▸ Data provided
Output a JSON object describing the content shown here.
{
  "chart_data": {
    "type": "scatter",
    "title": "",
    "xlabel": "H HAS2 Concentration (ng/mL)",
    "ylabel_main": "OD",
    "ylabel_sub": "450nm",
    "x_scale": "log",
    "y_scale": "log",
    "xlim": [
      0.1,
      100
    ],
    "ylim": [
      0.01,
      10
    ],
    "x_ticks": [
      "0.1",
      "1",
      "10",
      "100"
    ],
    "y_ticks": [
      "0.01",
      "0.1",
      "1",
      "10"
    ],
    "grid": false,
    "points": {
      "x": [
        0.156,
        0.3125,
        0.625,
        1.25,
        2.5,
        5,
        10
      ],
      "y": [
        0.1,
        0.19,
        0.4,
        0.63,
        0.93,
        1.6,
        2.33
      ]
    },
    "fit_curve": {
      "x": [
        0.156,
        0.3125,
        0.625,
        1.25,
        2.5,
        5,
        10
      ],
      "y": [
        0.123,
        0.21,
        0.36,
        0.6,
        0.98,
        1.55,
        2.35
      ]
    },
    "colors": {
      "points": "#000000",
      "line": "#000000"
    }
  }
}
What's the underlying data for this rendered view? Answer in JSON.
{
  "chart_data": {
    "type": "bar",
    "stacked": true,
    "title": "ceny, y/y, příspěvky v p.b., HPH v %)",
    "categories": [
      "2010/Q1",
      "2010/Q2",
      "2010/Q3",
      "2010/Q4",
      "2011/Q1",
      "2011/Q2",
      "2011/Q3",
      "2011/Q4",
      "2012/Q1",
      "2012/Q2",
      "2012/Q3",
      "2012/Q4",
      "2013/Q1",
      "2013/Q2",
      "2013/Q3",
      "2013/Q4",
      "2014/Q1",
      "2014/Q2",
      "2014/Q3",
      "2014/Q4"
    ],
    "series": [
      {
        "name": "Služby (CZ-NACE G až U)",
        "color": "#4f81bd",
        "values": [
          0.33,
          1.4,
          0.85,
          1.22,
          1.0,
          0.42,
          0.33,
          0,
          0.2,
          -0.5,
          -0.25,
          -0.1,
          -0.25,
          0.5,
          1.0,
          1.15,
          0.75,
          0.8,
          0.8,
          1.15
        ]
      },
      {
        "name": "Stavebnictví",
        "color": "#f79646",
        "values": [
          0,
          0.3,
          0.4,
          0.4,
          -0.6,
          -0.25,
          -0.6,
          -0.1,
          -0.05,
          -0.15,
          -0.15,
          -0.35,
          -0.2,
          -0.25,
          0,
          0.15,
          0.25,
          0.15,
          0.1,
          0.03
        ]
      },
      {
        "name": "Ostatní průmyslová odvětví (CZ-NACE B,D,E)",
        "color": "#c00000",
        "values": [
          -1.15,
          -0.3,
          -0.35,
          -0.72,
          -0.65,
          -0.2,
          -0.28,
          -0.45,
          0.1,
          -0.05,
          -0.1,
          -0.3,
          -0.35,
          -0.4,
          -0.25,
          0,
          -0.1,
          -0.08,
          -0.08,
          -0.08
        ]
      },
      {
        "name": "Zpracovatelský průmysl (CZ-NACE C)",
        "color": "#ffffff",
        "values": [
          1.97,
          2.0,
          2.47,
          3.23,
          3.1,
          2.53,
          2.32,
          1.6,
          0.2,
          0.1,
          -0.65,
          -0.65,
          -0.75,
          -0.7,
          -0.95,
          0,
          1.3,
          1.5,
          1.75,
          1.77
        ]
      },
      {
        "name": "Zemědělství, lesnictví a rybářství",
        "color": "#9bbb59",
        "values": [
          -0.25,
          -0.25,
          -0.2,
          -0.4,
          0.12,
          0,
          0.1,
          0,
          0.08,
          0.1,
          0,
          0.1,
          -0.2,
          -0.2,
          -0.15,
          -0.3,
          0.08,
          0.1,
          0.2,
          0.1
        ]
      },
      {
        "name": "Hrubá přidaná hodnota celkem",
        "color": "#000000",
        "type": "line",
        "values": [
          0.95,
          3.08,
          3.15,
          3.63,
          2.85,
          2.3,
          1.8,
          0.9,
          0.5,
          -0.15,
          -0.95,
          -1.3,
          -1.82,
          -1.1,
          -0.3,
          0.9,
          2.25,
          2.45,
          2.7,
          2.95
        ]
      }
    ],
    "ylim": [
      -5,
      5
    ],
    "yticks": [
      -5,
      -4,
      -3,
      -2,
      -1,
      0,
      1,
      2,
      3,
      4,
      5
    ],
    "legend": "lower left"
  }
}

▸ Directions
Repeat all of the records above exactly as written.

▸ The reply
Output a JSON object describing the content shown here.
{
  "chart_data": {
    "type": "scatter",
    "title": "",
    "xlabel": "H HAS2 Concentration (ng/mL)",
    "ylabel_main": "OD",
    "ylabel_sub": "450nm",
    "x_scale": "log",
    "y_scale": "log",
    "xlim": [
      0.1,
      100
    ],
    "ylim": [
      0.01,
      10
    ],
    "x_ticks": [
      "0.1",
      "1",
      "10",
      "100"
    ],
    "y_ticks": [
      "0.01",
      "0.1",
      "1",
      "10"
    ],
    "grid": false,
    "points": {
      "x": [
        0.156,
        0.3125,
        0.625,
        1.25,
        2.5,
        5,
        10
      ],
      "y": [
        0.1,
        0.19,
        0.4,
        0.63,
        0.93,
        1.6,
        2.33
      ]
    },
    "fit_curve": {
      "x": [
        0.156,
        0.3125,
        0.625,
        1.25,
        2.5,
        5,
        10
      ],
      "y": [
        0.123,
        0.21,
        0.36,
        0.6,
        0.98,
        1.55,
        2.35
      ]
    },
    "colors": {
      "points": "#000000",
      "line": "#000000"
    }
  }
}
What's the underlying data for this rendered view? Answer in JSON.
{
  "chart_data": {
    "type": "bar",
    "stacked": true,
    "title": "ceny, y/y, příspěvky v p.b., HPH v %)",
    "categories": [
      "2010/Q1",
      "2010/Q2",
      "2010/Q3",
      "2010/Q4",
      "2011/Q1",
      "2011/Q2",
      "2011/Q3",
      "2011/Q4",
      "2012/Q1",
      "2012/Q2",
      "2012/Q3",
      "2012/Q4",
      "2013/Q1",
      "2013/Q2",
      "2013/Q3",
      "2013/Q4",
      "2014/Q1",
      "2014/Q2",
      "2014/Q3",
      "2014/Q4"
    ],
    "series": [
      {
        "name": "Služby (CZ-NACE G až U)",
        "color": "#4f81bd",
        "values": [
          0.33,
          1.4,
          0.85,
          1.22,
          1.0,
          0.42,
          0.33,
          0,
          0.2,
          -0.5,
          -0.25,
          -0.1,
          -0.25,
          0.5,
          1.0,
          1.15,
          0.75,
          0.8,
          0.8,
          1.15
        ]
      },
      {
        "name": "Stavebnictví",
        "color": "#f79646",
        "values": [
          0,
          0.3,
          0.4,
          0.4,
          -0.6,
          -0.25,
          -0.6,
          -0.1,
          -0.05,
          -0.15,
          -0.15,
          -0.35,
          -0.2,
          -0.25,
          0,
          0.15,
          0.25,
          0.15,
          0.1,
          0.03
        ]
      },
      {
        "name": "Ostatní průmyslová odvětví (CZ-NACE B,D,E)",
        "color": "#c00000",
        "values": [
          -1.15,
          -0.3,
          -0.35,
          -0.72,
          -0.65,
          -0.2,
          -0.28,
          -0.45,
          0.1,
          -0.05,
          -0.1,
          -0.3,
          -0.35,
          -0.4,
          -0.25,
          0,
          -0.1,
          -0.08,
          -0.08,
          -0.08
        ]
      },
      {
        "name": "Zpracovatelský průmysl (CZ-NACE C)",
        "color": "#ffffff",
        "values": [
          1.97,
          2.0,
          2.47,
          3.23,
          3.1,
          2.53,
          2.32,
          1.6,
          0.2,
          0.1,
          -0.65,
          -0.65,
          -0.75,
          -0.7,
          -0.95,
          0,
          1.3,
          1.5,
          1.75,
          1.77
        ]
      },
      {
        "name": "Zemědělství, lesnictví a rybářství",
        "color": "#9bbb59",
        "values": [
          -0.25,
          -0.25,
          -0.2,
          -0.4,
          0.12,
          0,
          0.1,
          0,
          0.08,
          0.1,
          0,
          0.1,
          -0.2,
          -0.2,
          -0.15,
          -0.3,
          0.08,
          0.1,
          0.2,
          0.1
        ]
      },
      {
        "name": "Hrubá přidaná hodnota celkem",
        "color": "#000000",
        "type": "line",
        "values": [
          0.95,
          3.08,
          3.15,
          3.63,
          2.85,
          2.3,
          1.8,
          0.9,
          0.5,
          -0.15,
          -0.95,
          -1.3,
          -1.82,
          -1.1,
          -0.3,
          0.9,
          2.25,
          2.45,
          2.7,
          2.95
        ]
      }
    ],
    "ylim": [
      -5,
      5
    ],
    "yticks": [
      -5,
      -4,
      -3,
      -2,
      -1,
      0,
      1,
      2,
      3,
      4,
      5
    ],
    "legend": "lower left"
  }
}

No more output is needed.